━━━━━ RECORD EXTRACTS

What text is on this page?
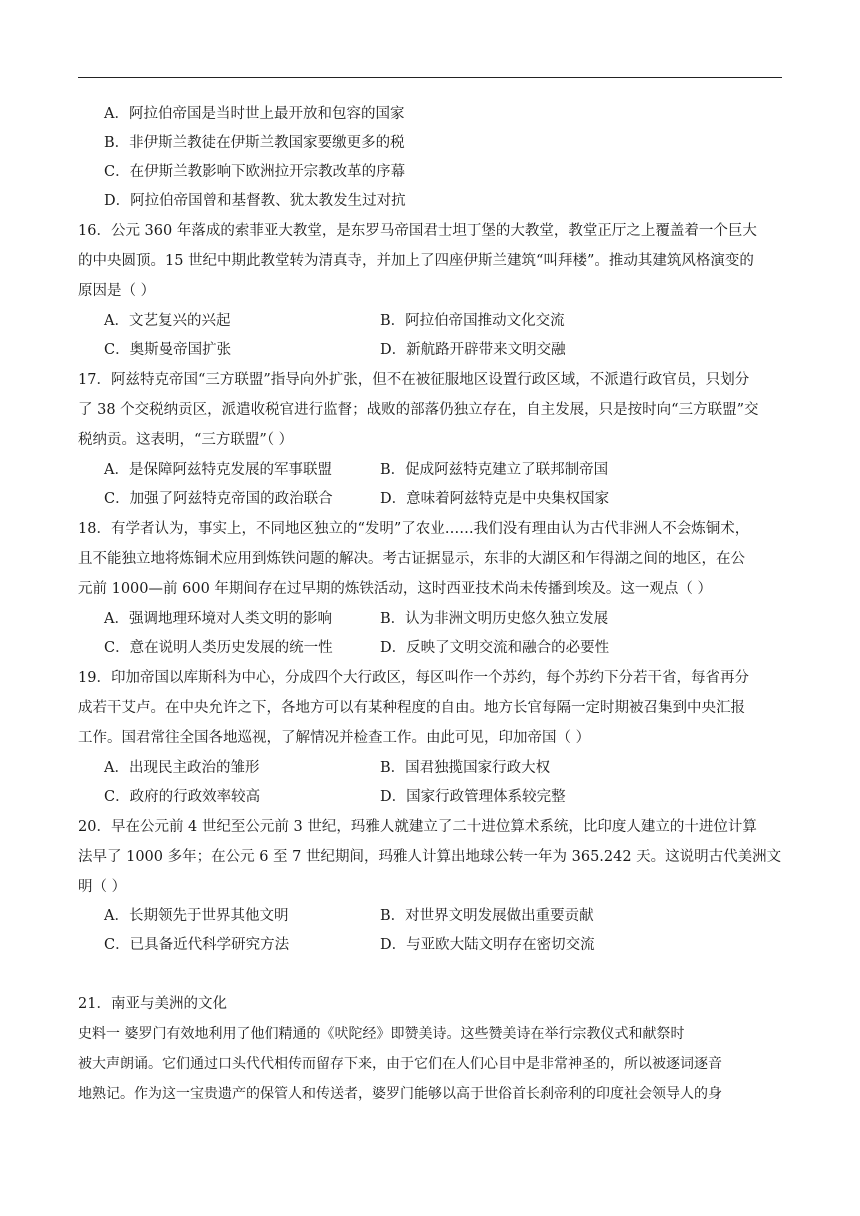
A．阿拉伯帝国是当时世上最开放和包容的国家
B．非伊斯兰教徒在伊斯兰教国家要缴更多的税
C．在伊斯兰教影响下欧洲拉开宗教改革的序幕
D．阿拉伯帝国曾和基督教、犹太教发生过对抗
16．公元 360 年落成的索菲亚大教堂，是东罗马帝国君士坦丁堡的大教堂，教堂正厅之上覆盖着一个巨大
的中央圆顶。15 世纪中期此教堂转为清真寺，并加上了四座伊斯兰建筑“叫拜楼”。推动其建筑风格演变的
原因是（ ）
A．文艺复兴的兴起	B．阿拉伯帝国推动文化交流
C．奥斯曼帝国扩张	D．新航路开辟带来文明交融
17．阿兹特克帝国“三方联盟”指导向外扩张，但不在被征服地区设置行政区域，不派遣行政官员，只划分
了 38 个交税纳贡区，派遣收税官进行监督；战败的部落仍独立存在，自主发展，只是按时向“三方联盟”交
税纳贡。这表明，“三方联盟”（ ）
A．是保障阿兹特克发展的军事联盟	B．促成阿兹特克建立了联邦制帝国
C．加强了阿兹特克帝国的政治联合	D．意味着阿兹特克是中央集权国家
18．有学者认为，事实上，不同地区独立的“发明”了农业……我们没有理由认为古代非洲人不会炼铜术，
且不能独立地将炼铜术应用到炼铁问题的解决。考古证据显示，东非的大湖区和乍得湖之间的地区，在公
元前 1000—前 600 年期间存在过早期的炼铁活动，这时西亚技术尚未传播到埃及。这一观点（ ）
A．强调地理环境对人类文明的影响	B．认为非洲文明历史悠久独立发展
C．意在说明人类历史发展的统一性	D．反映了文明交流和融合的必要性
19．印加帝国以库斯科为中心，分成四个大行政区，每区叫作一个苏约，每个苏约下分若干省，每省再分
成若干艾卢。在中央允许之下，各地方可以有某种程度的自由。地方长官每隔一定时期被召集到中央汇报
工作。国君常往全国各地巡视，了解情况并检查工作。由此可见，印加帝国（ ）
A．出现民主政治的雏形	B．国君独揽国家行政大权
C．政府的行政效率较高	D．国家行政管理体系较完整
20．早在公元前 4 世纪至公元前 3 世纪，玛雅人就建立了二十进位算术系统，比印度人建立的十进位计算
法早了 1000 多年；在公元 6 至 7 世纪期间，玛雅人计算出地球公转一年为 365.242 天。这说明古代美洲文
明（ ）
A．长期领先于世界其他文明	B．对世界文明发展做出重要贡献
C．已具备近代科学研究方法	D．与亚欧大陆文明存在密切交流
21．南亚与美洲的文化
史料一 婆罗门有效地利用了他们精通的《吠陀经》即赞美诗。这些赞美诗在举行宗教仪式和献祭时
被大声朗诵。它们通过口头代代相传而留存下来，由于它们在人们心目中是非常神圣的，所以被逐词逐音
地熟记。作为这一宝贵遗产的保管人和传送者，婆罗门能够以高于世俗首长刹帝利的印度社会领导人的身
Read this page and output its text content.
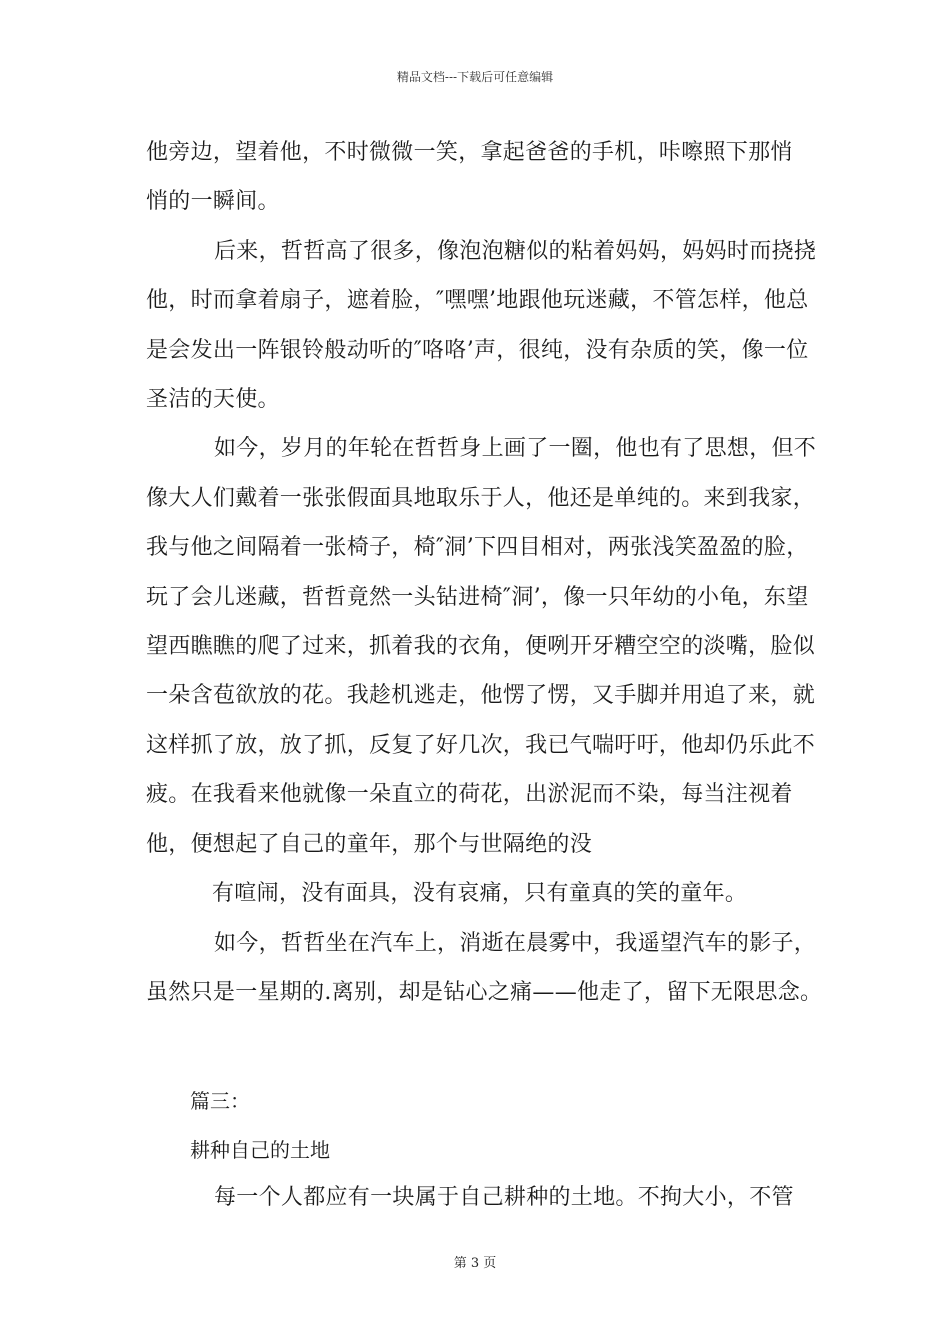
精品文档---下载后可任意编辑

他旁边，望着他，不时微微一笑，拿起爸爸的手机，咔嚓照下那悄

悄的一瞬间。

后来，哲哲高了很多，像泡泡糖似的粘着妈妈，妈妈时而挠挠他，时而拿着扇子，遮着脸，″嘿嘿’地跟他玩迷藏，不管怎样，他总是会发出一阵银铃般动听的″咯咯’声，很纯，没有杂质的笑，像一位圣洁的天使。

如今，岁月的年轮在哲哲身上画了一圈，他也有了思想，但不像大人们戴着一张张假面具地取乐于人，他还是单纯的。来到我家，我与他之间隔着一张椅子，椅″洞’下四目相对，两张浅笑盈盈的脸，玩了会儿迷藏，哲哲竟然一头钻进椅″洞’，像一只年幼的小龟，东望望西瞧瞧的爬了过来，抓着我的衣角，便咧开牙糟空空的淡嘴，脸似一朵含苞欲放的花。我趁机逃走，他愣了愣，又手脚并用追了来，就这样抓了放，放了抓，反复了好几次，我已气喘吁吁，他却仍乐此不疲。在我看来他就像一朵直立的荷花，出淤泥而不染，每当注视着他，便想起了自己的童年，那个与世隔绝的没

有喧闹，没有面具，没有哀痛，只有童真的笑的童年。

如今，哲哲坐在汽车上，消逝在晨雾中，我遥望汽车的影子，虽然只是一星期的.离别，却是钻心之痛——他走了，留下无限思念。

篇三：
耕种自己的土地
每一个人都应有一块属于自己耕种的土地。不拘大小，不管
第 3 页
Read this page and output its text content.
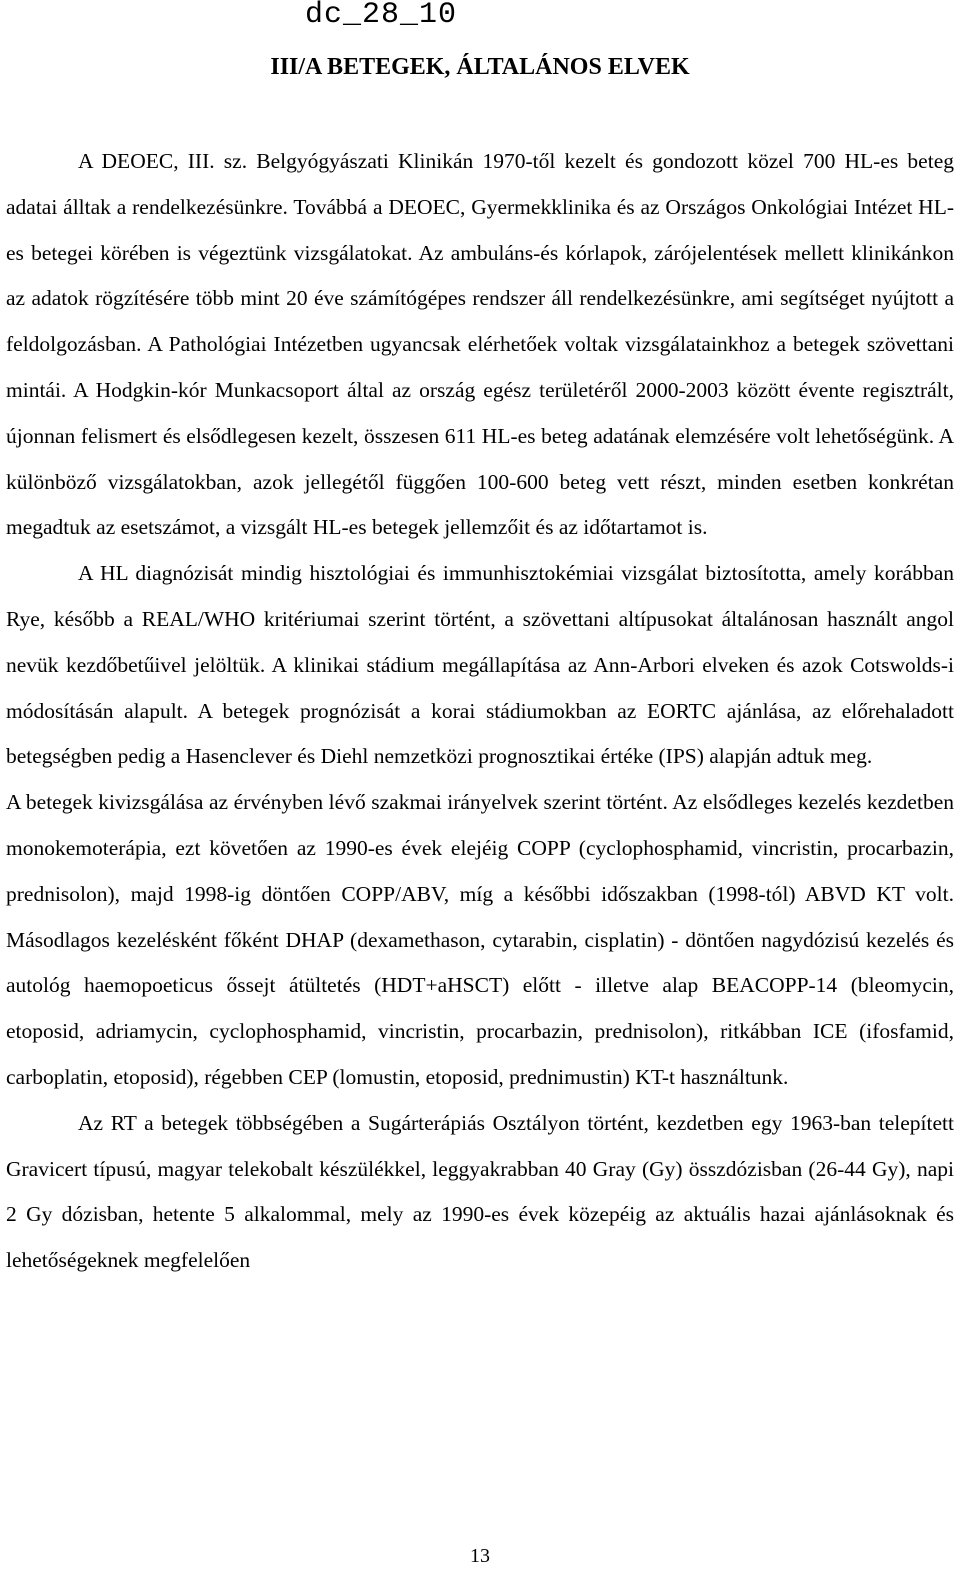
dc_28_10
III/A BETEGEK, ÁLTALÁNOS ELVEK

A DEOEC, III. sz. Belgyógyászati Klinikán 1970-től kezelt és gondozott közel 700 HL-es beteg adatai álltak a rendelkezésünkre. Továbbá a DEOEC, Gyermekklinika és az Országos Onkológiai Intézet HL-es betegei körében is végeztünk vizsgálatokat. Az ambuláns-és kórlapok, zárójelentések mellett klinikánkon az adatok rögzítésére több mint 20 éve számítógépes rendszer áll rendelkezésünkre, ami segítséget nyújtott a feldolgozásban. A Pathológiai Intézetben ugyancsak elérhetőek voltak vizsgálatainkhoz a betegek szövettani mintái. A Hodgkin-kór Munkacsoport által az ország egész területéről 2000-2003 között évente regisztrált, újonnan felismert és elsődlegesen kezelt, összesen 611 HL-es beteg adatának elemzésére volt lehetőségünk. A különböző vizsgálatokban, azok jellegétől függően 100-600 beteg vett részt, minden esetben konkrétan megadtuk az esetszámot, a vizsgált HL-es betegek jellemzőit és az időtartamot is.

A HL diagnózisát mindig hisztológiai és immunhisztokémiai vizsgálat biztosította, amely korábban Rye, később a REAL/WHO kritériumai szerint történt, a szövettani altípusokat általánosan használt angol nevük kezdőbetűivel jelöltük. A klinikai stádium megállapítása az Ann-Arbori elveken és azok Cotswolds-i módosításán alapult. A betegek prognózisát a korai stádiumokban az EORTC ajánlása, az előrehaladott betegségben pedig a Hasenclever és Diehl nemzetközi prognosztikai értéke (IPS) alapján adtuk meg.

A betegek kivizsgálása az érvényben lévő szakmai irányelvek szerint történt. Az elsődleges kezelés kezdetben monokemoterápia, ezt követően az 1990-es évek elejéig COPP (cyclophosphamid, vincristin, procarbazin, prednisolon), majd 1998-ig döntően COPP/ABV, míg a későbbi időszakban (1998-tól) ABVD KT volt. Másodlagos kezelésként főként DHAP (dexamethason, cytarabin, cisplatin) - döntően nagydózisú kezelés és autológ haemopoeticus őssejt átültetés (HDT+aHSCT) előtt - illetve alap BEACOPP-14 (bleomycin, etoposid, adriamycin, cyclophosphamid, vincristin, procarbazin, prednisolon), ritkábban ICE (ifosfamid, carboplatin, etoposid), régebben CEP (lomustin, etoposid, prednimustin) KT-t használtunk.

Az RT a betegek többségében a Sugárterápiás Osztályon történt, kezdetben egy 1963-ban telepített Gravicert típusú, magyar telekobalt készülékkel, leggyakrabban 40 Gray (Gy) összdózisban (26-44 Gy), napi 2 Gy dózisban, hetente 5 alkalommal, mely az 1990-es évek közepéig az aktuális hazai ajánlásoknak és lehetőségeknek megfelelően

13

━━━━━━━━━━

__REQUIREMENTS__. Your copy should repeat each entry above exactly but contain no pictures.

__FULL ANSWER__.
What text is on this page?
A．阿拉伯帝国是当时世上最开放和包容的国家
B．非伊斯兰教徒在伊斯兰教国家要缴更多的税
C．在伊斯兰教影响下欧洲拉开宗教改革的序幕
D．阿拉伯帝国曾和基督教、犹太教发生过对抗
16．公元 360 年落成的索菲亚大教堂，是东罗马帝国君士坦丁堡的大教堂，教堂正厅之上覆盖着一个巨大
的中央圆顶。15 世纪中期此教堂转为清真寺，并加上了四座伊斯兰建筑“叫拜楼”。推动其建筑风格演变的
原因是（ ）
A．文艺复兴的兴起	B．阿拉伯帝国推动文化交流
C．奥斯曼帝国扩张	D．新航路开辟带来文明交融
17．阿兹特克帝国“三方联盟”指导向外扩张，但不在被征服地区设置行政区域，不派遣行政官员，只划分
了 38 个交税纳贡区，派遣收税官进行监督；战败的部落仍独立存在，自主发展，只是按时向“三方联盟”交
税纳贡。这表明，“三方联盟”（ ）
A．是保障阿兹特克发展的军事联盟	B．促成阿兹特克建立了联邦制帝国
C．加强了阿兹特克帝国的政治联合	D．意味着阿兹特克是中央集权国家
18．有学者认为，事实上，不同地区独立的“发明”了农业……我们没有理由认为古代非洲人不会炼铜术，
且不能独立地将炼铜术应用到炼铁问题的解决。考古证据显示，东非的大湖区和乍得湖之间的地区，在公
元前 1000—前 600 年期间存在过早期的炼铁活动，这时西亚技术尚未传播到埃及。这一观点（ ）
A．强调地理环境对人类文明的影响	B．认为非洲文明历史悠久独立发展
C．意在说明人类历史发展的统一性	D．反映了文明交流和融合的必要性
19．印加帝国以库斯科为中心，分成四个大行政区，每区叫作一个苏约，每个苏约下分若干省，每省再分
成若干艾卢。在中央允许之下，各地方可以有某种程度的自由。地方长官每隔一定时期被召集到中央汇报
工作。国君常往全国各地巡视，了解情况并检查工作。由此可见，印加帝国（ ）
A．出现民主政治的雏形	B．国君独揽国家行政大权
C．政府的行政效率较高	D．国家行政管理体系较完整
20．早在公元前 4 世纪至公元前 3 世纪，玛雅人就建立了二十进位算术系统，比印度人建立的十进位计算
法早了 1000 多年；在公元 6 至 7 世纪期间，玛雅人计算出地球公转一年为 365.242 天。这说明古代美洲文
明（ ）
A．长期领先于世界其他文明	B．对世界文明发展做出重要贡献
C．已具备近代科学研究方法	D．与亚欧大陆文明存在密切交流
21．南亚与美洲的文化
史料一 婆罗门有效地利用了他们精通的《吠陀经》即赞美诗。这些赞美诗在举行宗教仪式和献祭时
被大声朗诵。它们通过口头代代相传而留存下来，由于它们在人们心目中是非常神圣的，所以被逐词逐音
地熟记。作为这一宝贵遗产的保管人和传送者，婆罗门能够以高于世俗首长刹帝利的印度社会领导人的身
Read this page and output its text content.
精品文档---下载后可任意编辑

他旁边，望着他，不时微微一笑，拿起爸爸的手机，咔嚓照下那悄

悄的一瞬间。

后来，哲哲高了很多，像泡泡糖似的粘着妈妈，妈妈时而挠挠他，时而拿着扇子，遮着脸，″嘿嘿’地跟他玩迷藏，不管怎样，他总是会发出一阵银铃般动听的″咯咯’声，很纯，没有杂质的笑，像一位圣洁的天使。

如今，岁月的年轮在哲哲身上画了一圈，他也有了思想，但不像大人们戴着一张张假面具地取乐于人，他还是单纯的。来到我家，我与他之间隔着一张椅子，椅″洞’下四目相对，两张浅笑盈盈的脸，玩了会儿迷藏，哲哲竟然一头钻进椅″洞’，像一只年幼的小龟，东望望西瞧瞧的爬了过来，抓着我的衣角，便咧开牙糟空空的淡嘴，脸似一朵含苞欲放的花。我趁机逃走，他愣了愣，又手脚并用追了来，就这样抓了放，放了抓，反复了好几次，我已气喘吁吁，他却仍乐此不疲。在我看来他就像一朵直立的荷花，出淤泥而不染，每当注视着他，便想起了自己的童年，那个与世隔绝的没

有喧闹，没有面具，没有哀痛，只有童真的笑的童年。

如今，哲哲坐在汽车上，消逝在晨雾中，我遥望汽车的影子，虽然只是一星期的.离别，却是钻心之痛——他走了，留下无限思念。

篇三：
耕种自己的土地
每一个人都应有一块属于自己耕种的土地。不拘大小，不管
第 3 页
Read this page and output its text content.
dc_28_10
III/A BETEGEK, ÁLTALÁNOS ELVEK

A DEOEC, III. sz. Belgyógyászati Klinikán 1970-től kezelt és gondozott közel 700 HL-es beteg adatai álltak a rendelkezésünkre. Továbbá a DEOEC, Gyermekklinika és az Országos Onkológiai Intézet HL-es betegei körében is végeztünk vizsgálatokat. Az ambuláns-és kórlapok, zárójelentések mellett klinikánkon az adatok rögzítésére több mint 20 éve számítógépes rendszer áll rendelkezésünkre, ami segítséget nyújtott a feldolgozásban. A Pathológiai Intézetben ugyancsak elérhetőek voltak vizsgálatainkhoz a betegek szövettani mintái. A Hodgkin-kór Munkacsoport által az ország egész területéről 2000-2003 között évente regisztrált, újonnan felismert és elsődlegesen kezelt, összesen 611 HL-es beteg adatának elemzésére volt lehetőségünk. A különböző vizsgálatokban, azok jellegétől függően 100-600 beteg vett részt, minden esetben konkrétan megadtuk az esetszámot, a vizsgált HL-es betegek jellemzőit és az időtartamot is.

A HL diagnózisát mindig hisztológiai és immunhisztokémiai vizsgálat biztosította, amely korábban Rye, később a REAL/WHO kritériumai szerint történt, a szövettani altípusokat általánosan használt angol nevük kezdőbetűivel jelöltük. A klinikai stádium megállapítása az Ann-Arbori elveken és azok Cotswolds-i módosításán alapult. A betegek prognózisát a korai stádiumokban az EORTC ajánlása, az előrehaladott betegségben pedig a Hasenclever és Diehl nemzetközi prognosztikai értéke (IPS) alapján adtuk meg.

A betegek kivizsgálása az érvényben lévő szakmai irányelvek szerint történt. Az elsődleges kezelés kezdetben monokemoterápia, ezt követően az 1990-es évek elejéig COPP (cyclophosphamid, vincristin, procarbazin, prednisolon), majd 1998-ig döntően COPP/ABV, míg a későbbi időszakban (1998-tól) ABVD KT volt. Másodlagos kezelésként főként DHAP (dexamethason, cytarabin, cisplatin) - döntően nagydózisú kezelés és autológ haemopoeticus őssejt átültetés (HDT+aHSCT) előtt - illetve alap BEACOPP-14 (bleomycin, etoposid, adriamycin, cyclophosphamid, vincristin, procarbazin, prednisolon), ritkábban ICE (ifosfamid, carboplatin, etoposid), régebben CEP (lomustin, etoposid, prednimustin) KT-t használtunk.

Az RT a betegek többségében a Sugárterápiás Osztályon történt, kezdetben egy 1963-ban telepített Gravicert típusú, magyar telekobalt készülékkel, leggyakrabban 40 Gray (Gy) összdózisban (26-44 Gy), napi 2 Gy dózisban, hetente 5 alkalommal, mely az 1990-es évek közepéig az aktuális hazai ajánlásoknak és lehetőségeknek megfelelően

13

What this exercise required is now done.